Document passage:
■ ■ ■

Detailed Health Check
GET /health/detailed returns extended status including upstream database connectivity and control plane connection state. It is reachable from localhost without authentication; to reach it from another host, set health.auth_token and send it as a bearer token. The response includes boolean control_plane_connected and upstream_reachable fields alongside the overall status.
| Status | HTTP Code | Meaning |
|---|---|---|
healthy | 200 | Agent is serving traffic. If the control plane is unreachable the status stays healthy and control_plane_connected is false — the agent runs on cached policies. |
starting | 200 | Agent is still completing startup (bootstrap and first policy fetch) |
unhealthy | 503 | Agent cannot serve traffic (e.g. upstream database unreachable). During shutdown the status is shutting_down. |
Kubernetes Probes
Example Kubernetes liveness and readiness probe configuration for the agent container:
livenessProbe:
httpGet:
path: /health
port: 8080
initialDelaySeconds: 5
periodSeconds: 10
readinessProbe:
httpGet:
path: /health
port: 8080
initialDelaySeconds: 5
periodSeconds: 10 Use the basic /health endpoint for liveness and readiness probes. The detailed endpoint is intended for operational dashboards; it is localhost-only unless you configure health.auth_token, which makes it a poor fit for orchestrator probes that hit the pod over the network.
Schema Introspection
The agent automatically discovers the schema of the upstream database (tables, columns, and data types) and reports it to the control plane. This powers the policy editor in the console — when you create or edit a policy, you can select from actual tables and columns rather than typing names manually.
- Automatic discovery — the agent discovers schemas, tables, and columns from the upstream database.
- On-demand refresh — the control plane can request a schema refresh at any time.
- Reported to control plane — the discovered schema is made available in the console for policy authoring.

■ ■ ■

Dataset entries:
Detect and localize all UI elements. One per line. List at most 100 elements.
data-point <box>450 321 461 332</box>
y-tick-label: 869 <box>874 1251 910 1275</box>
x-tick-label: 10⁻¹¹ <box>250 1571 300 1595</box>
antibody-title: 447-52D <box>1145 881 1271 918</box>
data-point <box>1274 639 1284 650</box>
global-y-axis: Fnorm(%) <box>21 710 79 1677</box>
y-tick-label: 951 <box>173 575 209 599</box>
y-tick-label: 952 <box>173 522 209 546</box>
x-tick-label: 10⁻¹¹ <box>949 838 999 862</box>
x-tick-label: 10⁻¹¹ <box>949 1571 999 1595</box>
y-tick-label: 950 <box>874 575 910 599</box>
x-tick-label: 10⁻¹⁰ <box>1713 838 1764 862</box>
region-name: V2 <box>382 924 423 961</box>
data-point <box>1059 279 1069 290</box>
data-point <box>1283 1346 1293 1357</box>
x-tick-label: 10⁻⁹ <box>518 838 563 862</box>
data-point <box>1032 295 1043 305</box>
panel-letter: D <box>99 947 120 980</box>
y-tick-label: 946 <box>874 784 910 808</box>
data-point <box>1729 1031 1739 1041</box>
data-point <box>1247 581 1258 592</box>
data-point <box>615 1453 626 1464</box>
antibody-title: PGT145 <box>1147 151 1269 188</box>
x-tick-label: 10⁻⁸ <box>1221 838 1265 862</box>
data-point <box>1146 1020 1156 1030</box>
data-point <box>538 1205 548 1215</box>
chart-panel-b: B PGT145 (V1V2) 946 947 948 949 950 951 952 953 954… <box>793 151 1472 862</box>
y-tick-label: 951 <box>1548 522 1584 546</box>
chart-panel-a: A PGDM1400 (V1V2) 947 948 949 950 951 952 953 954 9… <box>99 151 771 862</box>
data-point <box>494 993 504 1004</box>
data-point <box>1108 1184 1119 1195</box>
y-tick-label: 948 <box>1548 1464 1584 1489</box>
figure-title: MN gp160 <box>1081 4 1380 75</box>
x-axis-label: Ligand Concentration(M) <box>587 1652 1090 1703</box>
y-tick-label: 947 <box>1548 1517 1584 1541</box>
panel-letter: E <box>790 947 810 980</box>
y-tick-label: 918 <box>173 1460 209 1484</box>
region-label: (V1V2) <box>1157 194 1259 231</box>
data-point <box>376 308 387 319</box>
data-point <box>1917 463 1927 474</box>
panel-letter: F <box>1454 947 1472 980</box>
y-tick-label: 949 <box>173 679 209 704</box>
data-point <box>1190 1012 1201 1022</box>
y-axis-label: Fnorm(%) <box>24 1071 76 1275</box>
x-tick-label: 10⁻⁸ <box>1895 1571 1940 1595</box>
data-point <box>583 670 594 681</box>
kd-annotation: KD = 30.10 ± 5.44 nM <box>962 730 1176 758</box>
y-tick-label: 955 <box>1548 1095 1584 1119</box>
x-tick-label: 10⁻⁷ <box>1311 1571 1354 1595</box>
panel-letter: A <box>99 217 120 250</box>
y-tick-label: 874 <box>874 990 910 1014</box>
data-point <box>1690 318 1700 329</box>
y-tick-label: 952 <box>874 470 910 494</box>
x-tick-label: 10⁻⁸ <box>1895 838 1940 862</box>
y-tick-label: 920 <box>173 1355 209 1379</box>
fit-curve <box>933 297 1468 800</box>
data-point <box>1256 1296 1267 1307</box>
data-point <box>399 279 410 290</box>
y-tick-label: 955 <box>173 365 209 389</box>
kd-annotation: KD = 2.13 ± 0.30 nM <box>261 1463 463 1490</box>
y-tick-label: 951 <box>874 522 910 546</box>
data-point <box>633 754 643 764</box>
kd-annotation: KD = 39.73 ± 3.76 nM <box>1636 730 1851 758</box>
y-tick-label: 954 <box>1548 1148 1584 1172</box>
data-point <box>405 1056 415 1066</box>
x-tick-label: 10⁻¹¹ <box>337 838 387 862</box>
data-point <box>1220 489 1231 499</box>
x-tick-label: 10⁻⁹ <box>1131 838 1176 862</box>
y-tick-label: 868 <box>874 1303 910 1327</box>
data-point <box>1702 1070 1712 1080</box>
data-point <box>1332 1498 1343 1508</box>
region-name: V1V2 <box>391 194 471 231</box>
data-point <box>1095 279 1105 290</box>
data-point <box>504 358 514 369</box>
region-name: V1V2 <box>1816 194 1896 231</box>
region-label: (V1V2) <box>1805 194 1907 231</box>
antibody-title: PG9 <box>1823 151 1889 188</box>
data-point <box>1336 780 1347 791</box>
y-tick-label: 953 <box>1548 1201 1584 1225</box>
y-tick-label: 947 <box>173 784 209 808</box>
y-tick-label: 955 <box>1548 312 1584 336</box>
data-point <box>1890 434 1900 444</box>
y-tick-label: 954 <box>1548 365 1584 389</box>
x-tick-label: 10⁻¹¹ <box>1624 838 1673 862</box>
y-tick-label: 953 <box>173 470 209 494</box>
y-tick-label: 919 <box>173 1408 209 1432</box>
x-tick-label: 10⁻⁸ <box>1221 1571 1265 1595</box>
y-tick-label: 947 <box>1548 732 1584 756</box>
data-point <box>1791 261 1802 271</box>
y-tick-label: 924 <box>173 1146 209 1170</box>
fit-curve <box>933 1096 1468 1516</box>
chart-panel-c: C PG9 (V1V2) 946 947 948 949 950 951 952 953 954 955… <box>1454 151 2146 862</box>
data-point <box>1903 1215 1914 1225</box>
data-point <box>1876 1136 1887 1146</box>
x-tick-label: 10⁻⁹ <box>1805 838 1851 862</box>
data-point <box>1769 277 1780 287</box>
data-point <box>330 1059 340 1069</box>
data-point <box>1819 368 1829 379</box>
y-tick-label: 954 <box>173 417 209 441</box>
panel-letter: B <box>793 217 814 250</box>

■ ■ ■

Study questions:
**1.** For each statement, say whether it agrees with the agent documentation, answering yes or no and quoting the words of the text that settle it. (a) If the control plane can't be reached, the agent's status becomes unhealthy. (b) The detailed endpoint can be reached from localhost without authentication. (c) The control plane can ask for a schema refresh at any time.
**2.** According to the agent documentation, what is the agent's status during shutdown?
You won't need the rows for any of this.

Numbered responses:
**1.**
(a) No: "If the control plane is unreachable the status stays healthy and control_plane_connected is false"
(b) Yes: "It is reachable from localhost without authentication"
(c) Yes: "the control plane can request a schema refresh at any time"

**2.** The status is shutting_down.